> _The records_:
········

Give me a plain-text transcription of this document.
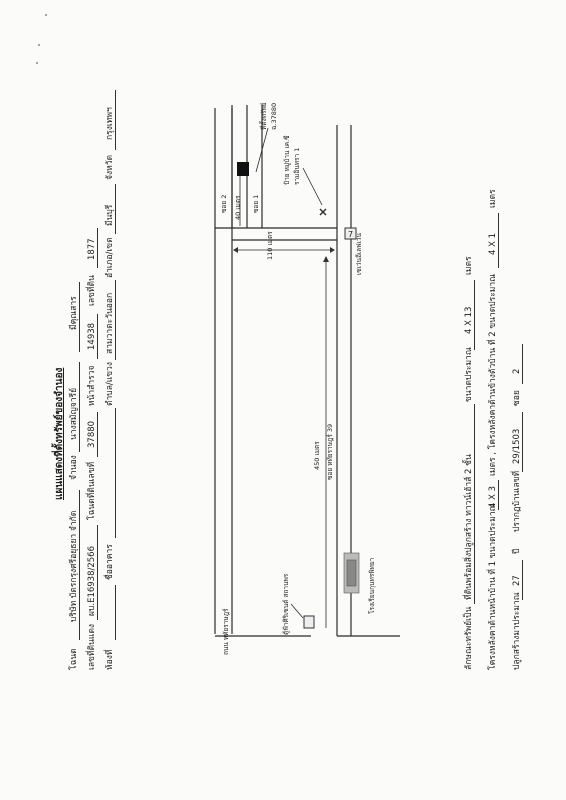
7
แผนแสดงที่ตั้งทรัพย์ของจำนอง
โฉนด
บริษัท บัตรกรุงศรีอยุธยา จำกัด
จำนอง
นางสมัญจารีย์
มีคุณสาร
เลขที่ดินแดง
ผบ.E16938/2566
โฉนดที่ดินเลขที่
37880
หน้าสำรวจ
14938
เลขที่ดิน
1877
ห้องที่
ชื่ออาคาร
ตำบล/แขวง
สามวาตะวันออก
อำเภอ/เขต
มีนบุรี
จังหวัด
กรุงเทพฯ
ถนน หทัยราษฎร์
ซอย หทัยราษฎร์ 39
450 เมตร
110 เมตร
40 เมตร
ซอย 2	ซอย 1
ที่ตั้งทรัพย์ ฉ.37880
ป้าย หมู่บ้าน เค.ซี รามอินทรา 1
เซเว่นอีเลฟเว่น
ตู้ฟ้าศิริเซนต์ สถานพร	โรงเรียนกุนทรพิทยา
ลักษณะทรัพย์เป็น
ที่ดินพร้อมสิ่งปลูกสร้าง ทาวน์เฮ้าส์ 2 ชั้น
ขนาดประมาณ
4 X 13
เมตร
โครงหลังคาด้านหน้าบ้าน ที่ 1 ขนาดประมาณ
4 X 3
เมตร , โครงหลังคาด้านข้างตัวบ้าน ที่ 2 ขนาดประมาณ
4 X 1
เมตร
ปลูกสร้างมาประมาณ
27
ปี
ปรากฏบ้านเลขที่
29/1503
ซอย
2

········

> _Exercise goal_:
Using the records above, list each line that includes "ขนาดประมาณ".

> _The output_:
ขนาดประมาณ
โครงหลังคาด้านหน้าบ้าน ที่ 1 ขนาดประมาณ
เมตร , โครงหลังคาด้านข้างตัวบ้าน ที่ 2 ขนาดประมาณ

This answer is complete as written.